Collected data
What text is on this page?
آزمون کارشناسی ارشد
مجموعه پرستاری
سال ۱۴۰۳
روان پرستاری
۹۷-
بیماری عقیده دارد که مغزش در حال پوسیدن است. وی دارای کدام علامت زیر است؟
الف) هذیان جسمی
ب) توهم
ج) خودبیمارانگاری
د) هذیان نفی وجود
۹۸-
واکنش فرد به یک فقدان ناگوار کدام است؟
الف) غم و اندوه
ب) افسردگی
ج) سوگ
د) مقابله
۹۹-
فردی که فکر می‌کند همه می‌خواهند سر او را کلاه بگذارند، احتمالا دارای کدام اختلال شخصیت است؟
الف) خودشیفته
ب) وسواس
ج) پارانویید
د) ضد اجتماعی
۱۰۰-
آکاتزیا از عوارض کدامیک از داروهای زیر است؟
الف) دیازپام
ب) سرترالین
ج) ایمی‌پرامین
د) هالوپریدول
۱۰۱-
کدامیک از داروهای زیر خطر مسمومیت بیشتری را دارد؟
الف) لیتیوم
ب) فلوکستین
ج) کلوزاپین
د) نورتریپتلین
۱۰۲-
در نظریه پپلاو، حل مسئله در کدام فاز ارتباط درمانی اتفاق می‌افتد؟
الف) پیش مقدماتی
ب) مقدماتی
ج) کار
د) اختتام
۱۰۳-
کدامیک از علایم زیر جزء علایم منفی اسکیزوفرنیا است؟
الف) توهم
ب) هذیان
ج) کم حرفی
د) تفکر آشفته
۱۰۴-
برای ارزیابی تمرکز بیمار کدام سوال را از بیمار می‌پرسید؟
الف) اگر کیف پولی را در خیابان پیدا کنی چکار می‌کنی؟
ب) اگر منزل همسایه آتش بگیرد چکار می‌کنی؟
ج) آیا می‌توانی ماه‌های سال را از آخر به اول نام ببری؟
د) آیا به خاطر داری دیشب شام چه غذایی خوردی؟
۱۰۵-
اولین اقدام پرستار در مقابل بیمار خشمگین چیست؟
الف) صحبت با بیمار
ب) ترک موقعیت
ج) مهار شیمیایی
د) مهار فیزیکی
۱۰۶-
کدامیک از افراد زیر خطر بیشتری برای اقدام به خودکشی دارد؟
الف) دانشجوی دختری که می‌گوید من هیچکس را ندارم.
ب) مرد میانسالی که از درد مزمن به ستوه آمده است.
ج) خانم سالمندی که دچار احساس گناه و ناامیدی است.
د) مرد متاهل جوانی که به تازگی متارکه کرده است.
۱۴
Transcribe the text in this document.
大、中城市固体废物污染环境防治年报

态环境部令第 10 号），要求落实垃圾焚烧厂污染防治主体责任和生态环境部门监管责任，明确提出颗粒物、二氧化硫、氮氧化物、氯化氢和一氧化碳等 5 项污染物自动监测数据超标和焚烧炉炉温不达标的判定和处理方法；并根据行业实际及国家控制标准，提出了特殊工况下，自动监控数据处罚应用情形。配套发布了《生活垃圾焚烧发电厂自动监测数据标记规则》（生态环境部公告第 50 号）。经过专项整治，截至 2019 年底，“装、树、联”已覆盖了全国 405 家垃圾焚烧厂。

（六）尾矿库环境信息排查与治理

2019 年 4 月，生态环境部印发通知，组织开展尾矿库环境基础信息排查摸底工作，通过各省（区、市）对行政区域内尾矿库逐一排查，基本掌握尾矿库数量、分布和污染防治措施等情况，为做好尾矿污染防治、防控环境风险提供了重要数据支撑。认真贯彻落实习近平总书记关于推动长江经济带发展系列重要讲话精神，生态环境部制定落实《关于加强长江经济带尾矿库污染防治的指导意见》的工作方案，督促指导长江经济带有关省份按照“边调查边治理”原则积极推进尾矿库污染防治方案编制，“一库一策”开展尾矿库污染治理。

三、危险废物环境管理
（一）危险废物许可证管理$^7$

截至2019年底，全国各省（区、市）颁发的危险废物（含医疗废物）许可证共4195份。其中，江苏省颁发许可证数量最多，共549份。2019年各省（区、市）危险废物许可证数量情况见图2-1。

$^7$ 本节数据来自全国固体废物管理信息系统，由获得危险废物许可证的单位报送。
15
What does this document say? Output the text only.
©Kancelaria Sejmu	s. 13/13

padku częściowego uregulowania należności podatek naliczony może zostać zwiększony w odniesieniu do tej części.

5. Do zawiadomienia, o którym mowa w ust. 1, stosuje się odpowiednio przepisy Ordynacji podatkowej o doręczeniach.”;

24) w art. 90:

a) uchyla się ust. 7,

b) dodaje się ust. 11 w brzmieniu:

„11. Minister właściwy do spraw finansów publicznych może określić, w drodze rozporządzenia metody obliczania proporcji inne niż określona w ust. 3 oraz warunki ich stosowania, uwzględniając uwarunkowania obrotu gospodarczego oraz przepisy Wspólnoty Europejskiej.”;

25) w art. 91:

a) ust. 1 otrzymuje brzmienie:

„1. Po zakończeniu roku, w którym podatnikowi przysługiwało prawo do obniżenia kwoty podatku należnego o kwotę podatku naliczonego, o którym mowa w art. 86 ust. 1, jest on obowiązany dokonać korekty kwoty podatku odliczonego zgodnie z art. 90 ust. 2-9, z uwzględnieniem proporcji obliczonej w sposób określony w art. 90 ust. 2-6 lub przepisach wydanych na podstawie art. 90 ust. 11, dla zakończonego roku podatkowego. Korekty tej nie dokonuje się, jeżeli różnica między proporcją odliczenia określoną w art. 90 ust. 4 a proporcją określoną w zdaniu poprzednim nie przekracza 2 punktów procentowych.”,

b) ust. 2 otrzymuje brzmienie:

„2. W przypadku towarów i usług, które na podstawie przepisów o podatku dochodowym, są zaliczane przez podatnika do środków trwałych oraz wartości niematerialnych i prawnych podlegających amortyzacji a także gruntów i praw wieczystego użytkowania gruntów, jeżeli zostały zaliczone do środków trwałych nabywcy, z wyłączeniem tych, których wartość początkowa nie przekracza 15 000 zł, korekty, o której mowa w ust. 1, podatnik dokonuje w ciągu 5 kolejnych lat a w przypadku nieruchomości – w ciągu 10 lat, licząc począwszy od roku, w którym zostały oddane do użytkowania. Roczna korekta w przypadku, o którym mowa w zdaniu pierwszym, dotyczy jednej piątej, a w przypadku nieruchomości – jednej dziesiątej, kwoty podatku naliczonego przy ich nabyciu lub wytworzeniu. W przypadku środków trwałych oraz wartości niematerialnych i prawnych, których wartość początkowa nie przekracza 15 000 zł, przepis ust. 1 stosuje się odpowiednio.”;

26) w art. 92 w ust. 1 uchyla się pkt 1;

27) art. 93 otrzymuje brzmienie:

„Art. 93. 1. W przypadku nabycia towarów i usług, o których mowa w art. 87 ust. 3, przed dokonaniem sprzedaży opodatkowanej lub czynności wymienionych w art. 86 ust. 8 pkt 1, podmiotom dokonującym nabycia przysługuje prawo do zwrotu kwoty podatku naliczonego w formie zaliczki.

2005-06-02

◆ Written request
How many of the lines above include the word "zdaniu"? Respond with the number alone.

◆ Written solution
2